** EXERCISE INSTRUCTIONS **
Which lines include the word "category"? Copy each of them.

** RECORDS PROVIDED **

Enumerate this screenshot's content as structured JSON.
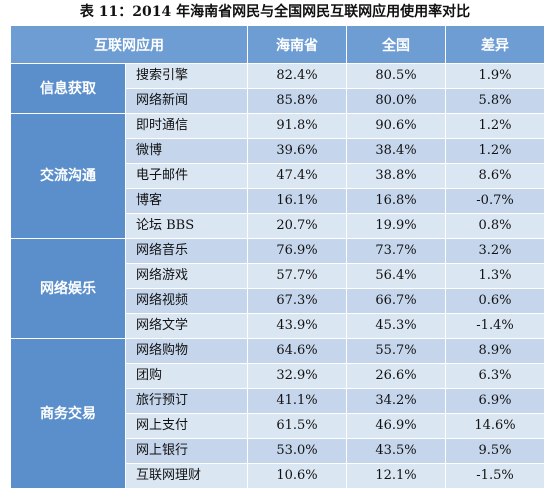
{
  "title": "表 11：2014 年海南省网民与全国网民互联网应用使用率对比",
  "headers": {
    "category": "互联网应用",
    "hainan": "海南省",
    "national": "全国",
    "diff": "差异"
  },
  "rows": [
    {
      "category": "信息获取",
      "span": 2,
      "app": "搜索引擎",
      "hainan": "82.4%",
      "national": "80.5%",
      "diff": "1.9%"
    },
    {
      "app": "网络新闻",
      "hainan": "85.8%",
      "national": "80.0%",
      "diff": "5.8%"
    },
    {
      "category": "交流沟通",
      "span": 5,
      "app": "即时通信",
      "hainan": "91.8%",
      "national": "90.6%",
      "diff": "1.2%"
    },
    {
      "app": "微博",
      "hainan": "39.6%",
      "national": "38.4%",
      "diff": "1.2%"
    },
    {
      "app": "电子邮件",
      "hainan": "47.4%",
      "national": "38.8%",
      "diff": "8.6%"
    },
    {
      "app": "博客",
      "hainan": "16.1%",
      "national": "16.8%",
      "diff": "-0.7%"
    },
    {
      "app": "论坛 BBS",
      "hainan": "20.7%",
      "national": "19.9%",
      "diff": "0.8%"
    },
    {
      "category": "网络娱乐",
      "span": 4,
      "app": "网络音乐",
      "hainan": "76.9%",
      "national": "73.7%",
      "diff": "3.2%"
    },
    {
      "app": "网络游戏",
      "hainan": "57.7%",
      "national": "56.4%",
      "diff": "1.3%"
    },
    {
      "app": "网络视频",
      "hainan": "67.3%",
      "national": "66.7%",
      "diff": "0.6%"
    },
    {
      "app": "网络文学",
      "hainan": "43.9%",
      "national": "45.3%",
      "diff": "-1.4%"
    },
    {
      "category": "商务交易",
      "span": 6,
      "app": "网络购物",
      "hainan": "64.6%",
      "national": "55.7%",
      "diff": "8.9%"
    },
    {
      "app": "团购",
      "hainan": "32.9%",
      "national": "26.6%",
      "diff": "6.3%"
    },
    {
      "app": "旅行预订",
      "hainan": "41.1%",
      "national": "34.2%",
      "diff": "6.9%"
    },
    {
      "app": "网上支付",
      "hainan": "61.5%",
      "national": "46.9%",
      "diff": "14.6%"
    },
    {
      "app": "网上银行",
      "hainan": "53.0%",
      "national": "43.5%",
      "diff": "9.5%"
    },
    {
      "app": "互联网理财",
      "hainan": "10.6%",
      "national": "12.1%",
      "diff": "-1.5%"
    }
  ]
}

** CORRECT OUTPUT **
    "category": "互联网应用",
      "category": "信息获取",
      "category": "交流沟通",
      "category": "网络娱乐",
      "category": "商务交易",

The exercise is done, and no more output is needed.